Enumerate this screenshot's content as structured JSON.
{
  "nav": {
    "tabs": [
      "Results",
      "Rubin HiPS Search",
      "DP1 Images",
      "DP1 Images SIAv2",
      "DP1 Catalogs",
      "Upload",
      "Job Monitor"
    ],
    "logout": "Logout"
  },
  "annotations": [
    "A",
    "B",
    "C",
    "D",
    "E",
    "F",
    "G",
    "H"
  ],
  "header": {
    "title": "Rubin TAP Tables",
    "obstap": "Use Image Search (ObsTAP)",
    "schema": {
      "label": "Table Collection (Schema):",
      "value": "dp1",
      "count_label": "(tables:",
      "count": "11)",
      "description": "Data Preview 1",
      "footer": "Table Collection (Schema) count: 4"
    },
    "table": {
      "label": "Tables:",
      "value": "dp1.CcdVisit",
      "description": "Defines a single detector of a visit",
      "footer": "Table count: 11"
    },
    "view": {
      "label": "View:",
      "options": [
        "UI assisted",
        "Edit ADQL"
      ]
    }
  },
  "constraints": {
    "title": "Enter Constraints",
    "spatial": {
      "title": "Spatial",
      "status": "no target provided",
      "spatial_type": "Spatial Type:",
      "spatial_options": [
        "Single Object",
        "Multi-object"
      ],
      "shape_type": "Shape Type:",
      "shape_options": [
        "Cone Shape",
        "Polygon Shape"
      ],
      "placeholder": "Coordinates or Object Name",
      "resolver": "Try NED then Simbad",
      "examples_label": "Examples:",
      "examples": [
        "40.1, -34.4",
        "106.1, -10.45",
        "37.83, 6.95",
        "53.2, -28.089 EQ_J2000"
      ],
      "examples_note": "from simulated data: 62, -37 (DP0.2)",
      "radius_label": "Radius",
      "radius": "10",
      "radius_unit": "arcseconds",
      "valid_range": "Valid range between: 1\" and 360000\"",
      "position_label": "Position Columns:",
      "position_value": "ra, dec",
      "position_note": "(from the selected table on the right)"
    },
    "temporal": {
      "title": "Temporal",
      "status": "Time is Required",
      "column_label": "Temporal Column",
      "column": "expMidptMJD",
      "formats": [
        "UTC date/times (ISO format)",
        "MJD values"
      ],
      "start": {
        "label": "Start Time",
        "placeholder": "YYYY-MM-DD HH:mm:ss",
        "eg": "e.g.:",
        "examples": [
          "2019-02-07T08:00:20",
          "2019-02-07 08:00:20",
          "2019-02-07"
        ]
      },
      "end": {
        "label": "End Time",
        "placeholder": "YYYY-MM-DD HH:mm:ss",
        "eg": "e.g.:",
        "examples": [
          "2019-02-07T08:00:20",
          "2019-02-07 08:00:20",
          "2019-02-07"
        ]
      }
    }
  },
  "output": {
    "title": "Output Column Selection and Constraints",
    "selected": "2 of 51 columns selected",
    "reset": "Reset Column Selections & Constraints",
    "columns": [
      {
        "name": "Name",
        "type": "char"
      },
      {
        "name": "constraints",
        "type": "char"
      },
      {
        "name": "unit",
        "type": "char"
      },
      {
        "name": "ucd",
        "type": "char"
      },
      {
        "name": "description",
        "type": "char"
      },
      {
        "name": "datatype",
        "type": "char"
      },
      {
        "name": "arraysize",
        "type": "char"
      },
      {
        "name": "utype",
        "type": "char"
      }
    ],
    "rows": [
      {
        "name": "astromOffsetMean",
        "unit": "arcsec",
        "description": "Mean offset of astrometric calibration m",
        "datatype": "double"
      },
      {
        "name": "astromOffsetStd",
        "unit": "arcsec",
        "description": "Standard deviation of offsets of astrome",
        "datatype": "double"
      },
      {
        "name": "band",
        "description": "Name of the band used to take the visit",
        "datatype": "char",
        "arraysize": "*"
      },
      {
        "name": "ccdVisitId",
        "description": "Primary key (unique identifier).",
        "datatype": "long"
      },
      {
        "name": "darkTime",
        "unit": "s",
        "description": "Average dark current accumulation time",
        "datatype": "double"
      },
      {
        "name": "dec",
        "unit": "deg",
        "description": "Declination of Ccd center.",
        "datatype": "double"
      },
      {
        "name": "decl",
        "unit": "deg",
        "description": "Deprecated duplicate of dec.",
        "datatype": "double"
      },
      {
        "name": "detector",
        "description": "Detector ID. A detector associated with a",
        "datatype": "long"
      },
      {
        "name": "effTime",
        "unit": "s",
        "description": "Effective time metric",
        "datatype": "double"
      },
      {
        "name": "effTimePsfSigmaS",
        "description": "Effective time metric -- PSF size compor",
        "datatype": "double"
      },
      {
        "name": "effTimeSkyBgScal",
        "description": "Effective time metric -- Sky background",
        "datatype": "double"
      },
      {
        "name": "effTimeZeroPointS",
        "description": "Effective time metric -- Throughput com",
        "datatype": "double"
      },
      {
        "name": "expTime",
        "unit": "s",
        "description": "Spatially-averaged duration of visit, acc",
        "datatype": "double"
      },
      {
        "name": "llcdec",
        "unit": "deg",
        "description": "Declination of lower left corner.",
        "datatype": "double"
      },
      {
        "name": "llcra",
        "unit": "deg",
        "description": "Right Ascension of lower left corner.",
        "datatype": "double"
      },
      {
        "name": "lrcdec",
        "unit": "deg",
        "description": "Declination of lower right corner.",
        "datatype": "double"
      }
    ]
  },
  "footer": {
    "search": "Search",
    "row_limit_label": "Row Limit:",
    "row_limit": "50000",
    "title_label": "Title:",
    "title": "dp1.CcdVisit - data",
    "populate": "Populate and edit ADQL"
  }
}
━━━━━━━━━━
Task =>
Check all the records above and select each line where the string "left" is found.

Finished task =>
        "description": "Declination of lower left corner.",
        "description": "Right Ascension of lower left corner.",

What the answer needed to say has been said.